• [Text passage]:

Ideas achieve the status of heresies in Christian tradition because they are thought by the Church to be wrong rather than right teaching, or 'doctrine'. A heretic is a baptized person who obstinately denies or doubts a truth which the Church teaches must be believed because it is part of the one, divinely revealed, and catholic (that is, universally valid) Christian faith. (1)
Heretical beliefs stand in opposition to orthodox beliefs and produce division within the church at the very points where the church should be unified. Though some believe that "beliefs" are irrelevant to Christian identity, history suggests otherwise:
But there is a very good and positive reason why Christianity has been so concerned about orthodoxy, or right belief. From its very beginnings, Christianity said that neither your race, nor your sex, nor your social class, nor your age could ever be a bar to full membership of Christ's body, the Church. Anyone could be a Christian... This was radical stuff. What, though, was left to mark a Christian out from a non-Christian? The answer was: your faith - what you believed in, as embodied in your practices and confessed with your lips... That's why heresy was a matter to be taken seriously, because it called those convictions into question. It threatened a crucial thing that bound the Church together and made Christians Christians. (1-2)
Though our modern culture often assumes a negative connotation to the label, the truth is much less dramatic. Heretics generally mean well. What we now consider heretical beliefs were almost always offered in the name of maintaining theological or philosophical integrity, that is, in the name of preserving orthodoxy.[1] But good intentions are no guarantee of good results. Heretical teaching fails because it either says too much (removing all mystery by explaining what cannot be explained) or doesn't go far enough (failing to maintain the full radicalness of orthodox Christianity and replacing it with a more common-sense solution).

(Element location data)
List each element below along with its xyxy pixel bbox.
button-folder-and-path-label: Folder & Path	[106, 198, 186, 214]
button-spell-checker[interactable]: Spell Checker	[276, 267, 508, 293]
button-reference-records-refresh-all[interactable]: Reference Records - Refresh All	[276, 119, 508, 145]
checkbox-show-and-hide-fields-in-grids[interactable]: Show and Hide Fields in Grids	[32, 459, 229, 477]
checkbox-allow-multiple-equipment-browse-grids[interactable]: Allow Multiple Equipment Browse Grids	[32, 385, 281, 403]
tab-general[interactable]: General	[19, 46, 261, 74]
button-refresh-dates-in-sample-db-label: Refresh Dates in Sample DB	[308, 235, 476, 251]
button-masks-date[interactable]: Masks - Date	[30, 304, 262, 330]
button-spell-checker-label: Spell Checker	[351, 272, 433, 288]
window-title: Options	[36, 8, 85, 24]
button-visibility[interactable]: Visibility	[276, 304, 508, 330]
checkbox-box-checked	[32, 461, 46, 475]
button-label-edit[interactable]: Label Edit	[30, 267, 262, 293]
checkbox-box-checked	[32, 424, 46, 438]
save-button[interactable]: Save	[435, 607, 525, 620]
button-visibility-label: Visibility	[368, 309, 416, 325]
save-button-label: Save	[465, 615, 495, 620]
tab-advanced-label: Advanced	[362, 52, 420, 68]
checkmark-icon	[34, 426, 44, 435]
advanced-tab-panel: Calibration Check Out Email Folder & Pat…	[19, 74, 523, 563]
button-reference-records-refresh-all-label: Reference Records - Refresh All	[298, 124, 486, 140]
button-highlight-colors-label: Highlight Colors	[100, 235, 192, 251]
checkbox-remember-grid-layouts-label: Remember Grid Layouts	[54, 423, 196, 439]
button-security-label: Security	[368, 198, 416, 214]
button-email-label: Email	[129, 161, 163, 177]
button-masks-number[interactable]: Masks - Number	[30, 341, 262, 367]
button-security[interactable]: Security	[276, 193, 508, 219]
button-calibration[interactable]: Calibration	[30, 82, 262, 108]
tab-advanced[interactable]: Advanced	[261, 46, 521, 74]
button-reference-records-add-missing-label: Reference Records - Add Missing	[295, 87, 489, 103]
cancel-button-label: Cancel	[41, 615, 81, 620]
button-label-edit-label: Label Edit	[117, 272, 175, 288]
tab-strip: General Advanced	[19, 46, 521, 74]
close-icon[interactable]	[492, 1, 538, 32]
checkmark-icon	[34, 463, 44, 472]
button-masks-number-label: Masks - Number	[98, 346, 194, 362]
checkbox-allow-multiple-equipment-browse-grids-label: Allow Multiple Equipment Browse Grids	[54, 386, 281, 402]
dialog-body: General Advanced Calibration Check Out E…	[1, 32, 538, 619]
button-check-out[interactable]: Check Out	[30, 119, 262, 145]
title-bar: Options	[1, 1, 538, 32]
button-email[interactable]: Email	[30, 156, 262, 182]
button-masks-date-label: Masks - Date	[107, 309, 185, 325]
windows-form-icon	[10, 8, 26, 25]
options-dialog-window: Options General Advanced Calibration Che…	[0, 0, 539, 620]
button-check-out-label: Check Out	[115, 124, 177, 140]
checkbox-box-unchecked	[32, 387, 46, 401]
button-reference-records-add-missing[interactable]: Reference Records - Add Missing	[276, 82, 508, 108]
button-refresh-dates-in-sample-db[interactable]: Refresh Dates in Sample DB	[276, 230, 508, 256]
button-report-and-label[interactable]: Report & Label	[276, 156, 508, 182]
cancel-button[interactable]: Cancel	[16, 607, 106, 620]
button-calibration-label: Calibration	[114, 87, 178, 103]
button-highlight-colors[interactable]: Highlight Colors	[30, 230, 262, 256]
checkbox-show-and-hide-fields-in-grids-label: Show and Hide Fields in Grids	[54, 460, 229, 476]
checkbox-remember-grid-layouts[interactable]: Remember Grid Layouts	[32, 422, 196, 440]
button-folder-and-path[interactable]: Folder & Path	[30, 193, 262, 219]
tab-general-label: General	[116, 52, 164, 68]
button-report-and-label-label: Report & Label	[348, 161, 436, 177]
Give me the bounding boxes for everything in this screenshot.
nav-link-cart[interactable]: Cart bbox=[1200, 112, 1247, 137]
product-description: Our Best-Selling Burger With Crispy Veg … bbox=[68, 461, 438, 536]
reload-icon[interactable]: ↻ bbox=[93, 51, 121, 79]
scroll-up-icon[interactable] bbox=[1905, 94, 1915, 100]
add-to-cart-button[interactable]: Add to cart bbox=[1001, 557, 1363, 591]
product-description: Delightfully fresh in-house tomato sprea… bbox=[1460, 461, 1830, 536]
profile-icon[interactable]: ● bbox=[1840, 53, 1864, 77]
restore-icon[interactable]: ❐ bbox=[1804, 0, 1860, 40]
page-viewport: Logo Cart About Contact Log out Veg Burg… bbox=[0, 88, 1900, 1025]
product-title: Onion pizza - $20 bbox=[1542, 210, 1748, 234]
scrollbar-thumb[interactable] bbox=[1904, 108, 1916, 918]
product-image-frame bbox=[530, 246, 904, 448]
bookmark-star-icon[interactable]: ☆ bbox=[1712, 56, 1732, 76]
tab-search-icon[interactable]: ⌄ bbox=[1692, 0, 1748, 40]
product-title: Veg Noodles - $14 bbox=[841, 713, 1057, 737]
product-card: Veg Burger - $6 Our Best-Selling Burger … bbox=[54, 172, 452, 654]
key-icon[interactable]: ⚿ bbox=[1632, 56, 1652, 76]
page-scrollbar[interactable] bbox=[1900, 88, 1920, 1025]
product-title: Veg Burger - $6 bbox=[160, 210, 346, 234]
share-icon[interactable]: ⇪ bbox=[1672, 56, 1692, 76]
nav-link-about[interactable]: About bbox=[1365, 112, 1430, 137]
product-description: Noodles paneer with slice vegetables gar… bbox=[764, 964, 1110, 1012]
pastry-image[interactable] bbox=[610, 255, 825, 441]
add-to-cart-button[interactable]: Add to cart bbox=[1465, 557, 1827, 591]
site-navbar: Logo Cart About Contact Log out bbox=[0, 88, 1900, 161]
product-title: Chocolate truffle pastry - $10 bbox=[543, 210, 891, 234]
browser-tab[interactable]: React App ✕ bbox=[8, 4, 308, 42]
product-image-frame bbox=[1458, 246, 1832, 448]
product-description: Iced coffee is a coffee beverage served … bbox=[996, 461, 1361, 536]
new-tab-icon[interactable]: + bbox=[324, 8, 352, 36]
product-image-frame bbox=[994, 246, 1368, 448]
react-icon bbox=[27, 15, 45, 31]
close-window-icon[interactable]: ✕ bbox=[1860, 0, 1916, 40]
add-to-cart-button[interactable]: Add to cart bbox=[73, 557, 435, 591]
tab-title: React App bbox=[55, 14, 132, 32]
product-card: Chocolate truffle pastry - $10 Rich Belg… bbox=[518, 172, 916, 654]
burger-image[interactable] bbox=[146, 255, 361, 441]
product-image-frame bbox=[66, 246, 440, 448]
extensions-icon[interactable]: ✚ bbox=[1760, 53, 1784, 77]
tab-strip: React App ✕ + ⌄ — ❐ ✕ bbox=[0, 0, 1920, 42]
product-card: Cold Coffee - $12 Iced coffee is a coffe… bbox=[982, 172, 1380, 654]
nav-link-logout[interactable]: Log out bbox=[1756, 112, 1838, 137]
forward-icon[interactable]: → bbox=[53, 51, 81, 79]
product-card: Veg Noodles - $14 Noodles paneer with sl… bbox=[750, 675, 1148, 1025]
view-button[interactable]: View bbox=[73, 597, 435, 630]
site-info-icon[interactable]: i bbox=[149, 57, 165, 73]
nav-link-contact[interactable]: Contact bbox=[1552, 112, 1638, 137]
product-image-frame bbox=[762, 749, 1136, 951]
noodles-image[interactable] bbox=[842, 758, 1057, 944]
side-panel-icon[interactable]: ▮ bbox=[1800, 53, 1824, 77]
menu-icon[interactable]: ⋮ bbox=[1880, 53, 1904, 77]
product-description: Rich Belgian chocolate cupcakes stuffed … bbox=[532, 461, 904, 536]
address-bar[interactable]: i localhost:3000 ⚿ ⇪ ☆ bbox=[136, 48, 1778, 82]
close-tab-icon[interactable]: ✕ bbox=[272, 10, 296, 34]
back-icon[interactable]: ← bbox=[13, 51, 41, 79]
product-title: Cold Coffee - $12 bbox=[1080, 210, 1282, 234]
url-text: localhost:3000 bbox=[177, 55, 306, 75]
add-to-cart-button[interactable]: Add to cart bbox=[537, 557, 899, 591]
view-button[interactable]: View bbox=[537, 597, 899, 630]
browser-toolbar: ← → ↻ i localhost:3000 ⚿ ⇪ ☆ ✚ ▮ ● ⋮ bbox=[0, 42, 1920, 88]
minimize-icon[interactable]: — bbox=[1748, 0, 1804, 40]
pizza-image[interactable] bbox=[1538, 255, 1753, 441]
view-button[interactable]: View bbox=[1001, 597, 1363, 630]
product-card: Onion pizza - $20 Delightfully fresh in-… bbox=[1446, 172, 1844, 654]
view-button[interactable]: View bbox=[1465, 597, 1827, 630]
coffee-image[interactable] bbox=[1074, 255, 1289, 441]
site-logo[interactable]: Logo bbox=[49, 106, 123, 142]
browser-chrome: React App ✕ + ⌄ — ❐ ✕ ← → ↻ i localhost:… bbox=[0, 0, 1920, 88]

• [What to work on]:
(a) Which things does the heresy text say could never bar anyone from full membership of the Church?
(b) In the passage on heresy, what does the word "catholic" mean?
Answer from the heresy text by itself.

• [Per-task answers]:
(a)
- race
- sex
- social class
- age

(b) Universally valid.